Return the entries below in their exact form, leaving the pictures out.

[begin Material]

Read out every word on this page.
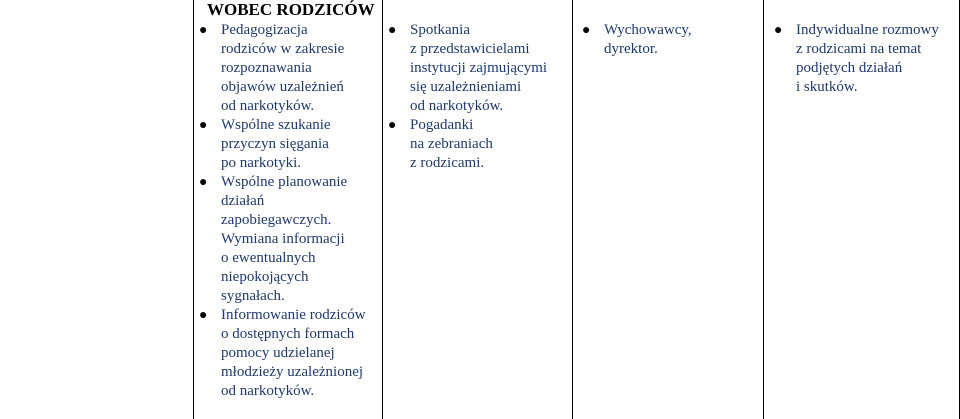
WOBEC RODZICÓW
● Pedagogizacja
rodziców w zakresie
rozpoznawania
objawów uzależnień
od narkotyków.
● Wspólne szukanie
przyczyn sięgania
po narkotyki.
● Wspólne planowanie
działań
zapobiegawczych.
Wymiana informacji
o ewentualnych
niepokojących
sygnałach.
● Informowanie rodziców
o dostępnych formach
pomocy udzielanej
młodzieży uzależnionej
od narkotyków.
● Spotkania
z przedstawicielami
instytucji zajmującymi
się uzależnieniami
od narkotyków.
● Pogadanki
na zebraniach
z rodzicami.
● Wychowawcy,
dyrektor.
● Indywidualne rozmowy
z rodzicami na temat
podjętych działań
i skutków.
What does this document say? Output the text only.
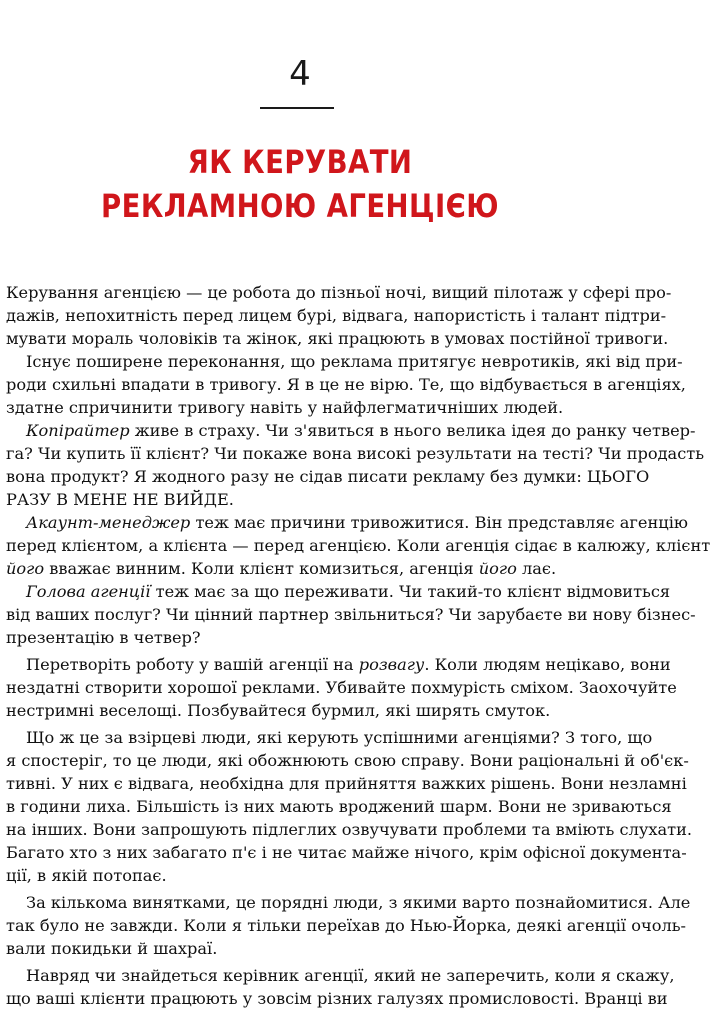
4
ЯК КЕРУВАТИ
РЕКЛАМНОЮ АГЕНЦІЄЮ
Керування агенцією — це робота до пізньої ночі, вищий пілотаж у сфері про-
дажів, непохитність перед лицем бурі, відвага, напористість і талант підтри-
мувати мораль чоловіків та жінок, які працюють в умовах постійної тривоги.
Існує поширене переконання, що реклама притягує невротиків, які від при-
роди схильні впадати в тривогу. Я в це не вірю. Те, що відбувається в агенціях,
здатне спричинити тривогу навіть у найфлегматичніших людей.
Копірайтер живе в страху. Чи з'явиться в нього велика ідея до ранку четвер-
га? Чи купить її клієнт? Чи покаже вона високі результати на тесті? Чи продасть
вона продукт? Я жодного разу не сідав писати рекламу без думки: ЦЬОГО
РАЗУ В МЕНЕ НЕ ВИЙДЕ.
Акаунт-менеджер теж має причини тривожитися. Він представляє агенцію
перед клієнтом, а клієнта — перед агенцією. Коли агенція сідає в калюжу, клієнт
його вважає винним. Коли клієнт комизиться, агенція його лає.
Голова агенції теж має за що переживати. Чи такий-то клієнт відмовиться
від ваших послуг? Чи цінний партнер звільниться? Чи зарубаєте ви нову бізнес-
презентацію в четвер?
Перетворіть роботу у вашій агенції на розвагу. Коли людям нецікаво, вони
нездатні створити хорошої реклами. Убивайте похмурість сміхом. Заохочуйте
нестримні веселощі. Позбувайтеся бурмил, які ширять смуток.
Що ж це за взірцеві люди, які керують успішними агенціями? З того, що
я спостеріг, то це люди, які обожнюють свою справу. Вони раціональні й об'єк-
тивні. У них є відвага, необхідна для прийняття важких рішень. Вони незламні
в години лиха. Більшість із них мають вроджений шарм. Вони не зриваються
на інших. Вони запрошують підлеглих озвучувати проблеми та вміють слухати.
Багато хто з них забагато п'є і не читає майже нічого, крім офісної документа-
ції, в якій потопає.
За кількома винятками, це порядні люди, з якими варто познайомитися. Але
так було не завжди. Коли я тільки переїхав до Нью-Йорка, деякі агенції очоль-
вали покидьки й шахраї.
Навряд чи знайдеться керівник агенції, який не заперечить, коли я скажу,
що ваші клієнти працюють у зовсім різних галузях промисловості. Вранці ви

[end Material]

* **Solution to this task**
Read out every word on this page.
WOBEC RODZICÓW
● Pedagogizacja
rodziców w zakresie
rozpoznawania
objawów uzależnień
od narkotyków.
● Wspólne szukanie
przyczyn sięgania
po narkotyki.
● Wspólne planowanie
działań
zapobiegawczych.
Wymiana informacji
o ewentualnych
niepokojących
sygnałach.
● Informowanie rodziców
o dostępnych formach
pomocy udzielanej
młodzieży uzależnionej
od narkotyków.
● Spotkania
z przedstawicielami
instytucji zajmującymi
się uzależnieniami
od narkotyków.
● Pogadanki
na zebraniach
z rodzicami.
● Wychowawcy,
dyrektor.
● Indywidualne rozmowy
z rodzicami na temat
podjętych działań
i skutków.
What does this document say? Output the text only.
4
ЯК КЕРУВАТИ
РЕКЛАМНОЮ АГЕНЦІЄЮ
Керування агенцією — це робота до пізньої ночі, вищий пілотаж у сфері про-
дажів, непохитність перед лицем бурі, відвага, напористість і талант підтри-
мувати мораль чоловіків та жінок, які працюють в умовах постійної тривоги.
Існує поширене переконання, що реклама притягує невротиків, які від при-
роди схильні впадати в тривогу. Я в це не вірю. Те, що відбувається в агенціях,
здатне спричинити тривогу навіть у найфлегматичніших людей.
Копірайтер живе в страху. Чи з'явиться в нього велика ідея до ранку четвер-
га? Чи купить її клієнт? Чи покаже вона високі результати на тесті? Чи продасть
вона продукт? Я жодного разу не сідав писати рекламу без думки: ЦЬОГО
РАЗУ В МЕНЕ НЕ ВИЙДЕ.
Акаунт-менеджер теж має причини тривожитися. Він представляє агенцію
перед клієнтом, а клієнта — перед агенцією. Коли агенція сідає в калюжу, клієнт
його вважає винним. Коли клієнт комизиться, агенція його лає.
Голова агенції теж має за що переживати. Чи такий-то клієнт відмовиться
від ваших послуг? Чи цінний партнер звільниться? Чи зарубаєте ви нову бізнес-
презентацію в четвер?
Перетворіть роботу у вашій агенції на розвагу. Коли людям нецікаво, вони
нездатні створити хорошої реклами. Убивайте похмурість сміхом. Заохочуйте
нестримні веселощі. Позбувайтеся бурмил, які ширять смуток.
Що ж це за взірцеві люди, які керують успішними агенціями? З того, що
я спостеріг, то це люди, які обожнюють свою справу. Вони раціональні й об'єк-
тивні. У них є відвага, необхідна для прийняття важких рішень. Вони незламні
в години лиха. Більшість із них мають вроджений шарм. Вони не зриваються
на інших. Вони запрошують підлеглих озвучувати проблеми та вміють слухати.
Багато хто з них забагато п'є і не читає майже нічого, крім офісної документа-
ції, в якій потопає.
За кількома винятками, це порядні люди, з якими варто познайомитися. Але
так було не завжди. Коли я тільки переїхав до Нью-Йорка, деякі агенції очоль-
вали покидьки й шахраї.
Навряд чи знайдеться керівник агенції, який не заперечить, коли я скажу,
що ваші клієнти працюють у зовсім різних галузях промисловості. Вранці ви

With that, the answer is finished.